● Information supplied:
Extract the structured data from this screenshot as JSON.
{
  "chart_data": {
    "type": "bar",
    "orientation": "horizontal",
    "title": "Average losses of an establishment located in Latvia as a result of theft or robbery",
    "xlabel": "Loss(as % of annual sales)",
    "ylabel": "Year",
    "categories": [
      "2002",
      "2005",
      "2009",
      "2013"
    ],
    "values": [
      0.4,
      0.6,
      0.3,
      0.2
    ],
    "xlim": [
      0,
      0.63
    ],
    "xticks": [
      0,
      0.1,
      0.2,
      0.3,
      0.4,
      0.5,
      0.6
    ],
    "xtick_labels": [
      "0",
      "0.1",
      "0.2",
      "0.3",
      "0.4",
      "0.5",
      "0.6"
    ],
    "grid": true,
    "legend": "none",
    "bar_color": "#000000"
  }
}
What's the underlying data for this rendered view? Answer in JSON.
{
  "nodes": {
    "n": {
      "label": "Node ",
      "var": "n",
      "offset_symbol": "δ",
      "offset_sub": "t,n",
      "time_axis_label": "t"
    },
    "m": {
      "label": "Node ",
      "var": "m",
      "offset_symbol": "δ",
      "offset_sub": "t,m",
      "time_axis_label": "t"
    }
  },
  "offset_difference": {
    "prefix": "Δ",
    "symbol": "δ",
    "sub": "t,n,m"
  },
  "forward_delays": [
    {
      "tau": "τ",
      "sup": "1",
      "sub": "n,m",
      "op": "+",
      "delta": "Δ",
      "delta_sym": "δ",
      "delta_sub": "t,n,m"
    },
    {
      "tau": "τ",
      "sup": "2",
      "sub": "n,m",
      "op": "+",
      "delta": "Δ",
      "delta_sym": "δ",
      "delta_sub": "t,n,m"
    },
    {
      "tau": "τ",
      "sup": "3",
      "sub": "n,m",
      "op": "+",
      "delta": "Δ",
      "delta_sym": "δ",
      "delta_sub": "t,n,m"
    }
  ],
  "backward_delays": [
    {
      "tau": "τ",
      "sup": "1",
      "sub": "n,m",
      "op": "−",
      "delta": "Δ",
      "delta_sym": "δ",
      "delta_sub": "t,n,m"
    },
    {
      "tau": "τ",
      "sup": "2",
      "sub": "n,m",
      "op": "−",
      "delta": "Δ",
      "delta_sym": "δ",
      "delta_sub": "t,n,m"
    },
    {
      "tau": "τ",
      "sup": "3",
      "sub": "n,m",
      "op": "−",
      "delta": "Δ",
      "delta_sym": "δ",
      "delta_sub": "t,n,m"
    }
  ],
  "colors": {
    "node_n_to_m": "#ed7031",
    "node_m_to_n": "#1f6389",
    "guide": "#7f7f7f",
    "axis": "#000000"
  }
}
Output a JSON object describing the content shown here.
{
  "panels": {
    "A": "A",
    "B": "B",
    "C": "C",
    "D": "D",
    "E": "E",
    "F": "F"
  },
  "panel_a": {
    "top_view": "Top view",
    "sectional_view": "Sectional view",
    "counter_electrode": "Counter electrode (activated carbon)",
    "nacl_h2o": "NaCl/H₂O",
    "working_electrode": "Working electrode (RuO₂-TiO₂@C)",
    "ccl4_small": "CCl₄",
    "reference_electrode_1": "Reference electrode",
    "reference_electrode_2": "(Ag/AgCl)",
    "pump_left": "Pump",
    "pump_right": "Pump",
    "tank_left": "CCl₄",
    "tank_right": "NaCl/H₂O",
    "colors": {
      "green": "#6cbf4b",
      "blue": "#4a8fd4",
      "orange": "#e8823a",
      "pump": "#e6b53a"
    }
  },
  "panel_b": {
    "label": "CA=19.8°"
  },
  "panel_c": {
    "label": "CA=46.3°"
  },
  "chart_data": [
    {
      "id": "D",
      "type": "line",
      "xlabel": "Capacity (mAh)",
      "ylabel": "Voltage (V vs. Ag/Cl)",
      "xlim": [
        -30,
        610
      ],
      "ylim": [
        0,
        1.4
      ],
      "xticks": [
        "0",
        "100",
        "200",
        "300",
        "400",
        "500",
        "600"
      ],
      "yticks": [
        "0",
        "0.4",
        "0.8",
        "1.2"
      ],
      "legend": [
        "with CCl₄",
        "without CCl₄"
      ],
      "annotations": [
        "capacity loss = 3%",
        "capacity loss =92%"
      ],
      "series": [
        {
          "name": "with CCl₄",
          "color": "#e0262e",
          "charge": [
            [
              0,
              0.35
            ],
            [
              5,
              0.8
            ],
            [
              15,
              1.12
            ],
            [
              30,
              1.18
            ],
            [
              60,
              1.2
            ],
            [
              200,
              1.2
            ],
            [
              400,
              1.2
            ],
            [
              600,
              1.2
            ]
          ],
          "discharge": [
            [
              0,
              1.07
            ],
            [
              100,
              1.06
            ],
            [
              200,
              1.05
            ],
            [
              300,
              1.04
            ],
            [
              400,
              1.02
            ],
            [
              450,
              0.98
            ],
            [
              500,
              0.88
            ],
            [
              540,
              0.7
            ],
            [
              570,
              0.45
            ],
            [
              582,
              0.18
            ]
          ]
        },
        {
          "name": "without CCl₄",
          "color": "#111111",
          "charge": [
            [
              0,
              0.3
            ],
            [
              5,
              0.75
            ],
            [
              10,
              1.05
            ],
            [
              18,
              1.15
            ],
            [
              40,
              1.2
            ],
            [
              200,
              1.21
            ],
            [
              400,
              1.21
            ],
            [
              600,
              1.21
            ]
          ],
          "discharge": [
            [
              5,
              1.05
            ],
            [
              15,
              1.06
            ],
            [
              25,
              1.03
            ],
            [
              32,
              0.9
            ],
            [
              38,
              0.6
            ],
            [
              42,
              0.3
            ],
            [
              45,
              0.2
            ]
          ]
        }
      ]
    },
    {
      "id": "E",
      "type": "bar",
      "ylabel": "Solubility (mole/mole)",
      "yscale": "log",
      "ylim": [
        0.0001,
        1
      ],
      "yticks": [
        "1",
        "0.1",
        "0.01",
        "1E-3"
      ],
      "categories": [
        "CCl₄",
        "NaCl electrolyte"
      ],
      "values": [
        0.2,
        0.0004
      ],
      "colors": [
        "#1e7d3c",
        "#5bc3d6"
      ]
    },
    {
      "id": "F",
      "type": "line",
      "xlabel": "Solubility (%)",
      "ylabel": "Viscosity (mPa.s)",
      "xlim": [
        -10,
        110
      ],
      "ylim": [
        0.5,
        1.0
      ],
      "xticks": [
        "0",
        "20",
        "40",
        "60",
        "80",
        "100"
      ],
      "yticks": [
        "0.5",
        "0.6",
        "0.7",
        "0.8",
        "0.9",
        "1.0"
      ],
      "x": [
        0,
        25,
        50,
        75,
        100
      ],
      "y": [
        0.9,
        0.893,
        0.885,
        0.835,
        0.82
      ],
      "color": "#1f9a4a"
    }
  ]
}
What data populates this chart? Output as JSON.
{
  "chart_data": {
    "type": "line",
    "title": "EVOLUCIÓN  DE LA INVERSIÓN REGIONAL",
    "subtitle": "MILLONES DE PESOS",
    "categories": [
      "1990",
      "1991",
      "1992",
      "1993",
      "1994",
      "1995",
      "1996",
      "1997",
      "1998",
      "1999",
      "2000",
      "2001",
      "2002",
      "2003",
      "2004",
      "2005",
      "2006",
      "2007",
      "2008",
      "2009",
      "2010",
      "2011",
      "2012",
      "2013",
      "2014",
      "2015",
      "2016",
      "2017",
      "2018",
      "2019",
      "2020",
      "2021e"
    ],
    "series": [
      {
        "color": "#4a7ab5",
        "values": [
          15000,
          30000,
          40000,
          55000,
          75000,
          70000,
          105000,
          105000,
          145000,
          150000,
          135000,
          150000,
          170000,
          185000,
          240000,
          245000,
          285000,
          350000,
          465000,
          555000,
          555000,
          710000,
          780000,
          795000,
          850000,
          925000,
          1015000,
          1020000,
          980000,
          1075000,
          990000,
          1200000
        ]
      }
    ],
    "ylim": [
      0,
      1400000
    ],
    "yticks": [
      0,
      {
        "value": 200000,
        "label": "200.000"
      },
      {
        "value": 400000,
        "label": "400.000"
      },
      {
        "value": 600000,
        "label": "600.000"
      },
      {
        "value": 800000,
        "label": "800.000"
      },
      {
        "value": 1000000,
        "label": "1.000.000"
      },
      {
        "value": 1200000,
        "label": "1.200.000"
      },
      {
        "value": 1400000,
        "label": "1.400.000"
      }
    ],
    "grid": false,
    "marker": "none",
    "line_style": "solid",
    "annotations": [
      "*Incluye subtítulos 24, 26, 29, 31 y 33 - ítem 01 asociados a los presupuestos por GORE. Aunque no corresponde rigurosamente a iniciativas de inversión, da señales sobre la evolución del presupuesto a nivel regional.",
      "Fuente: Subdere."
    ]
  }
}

● Instructions to follow:
From the records above, how many lines include the word "CCl₄"? Only the number is wanted.

● Answer to this exercise:
7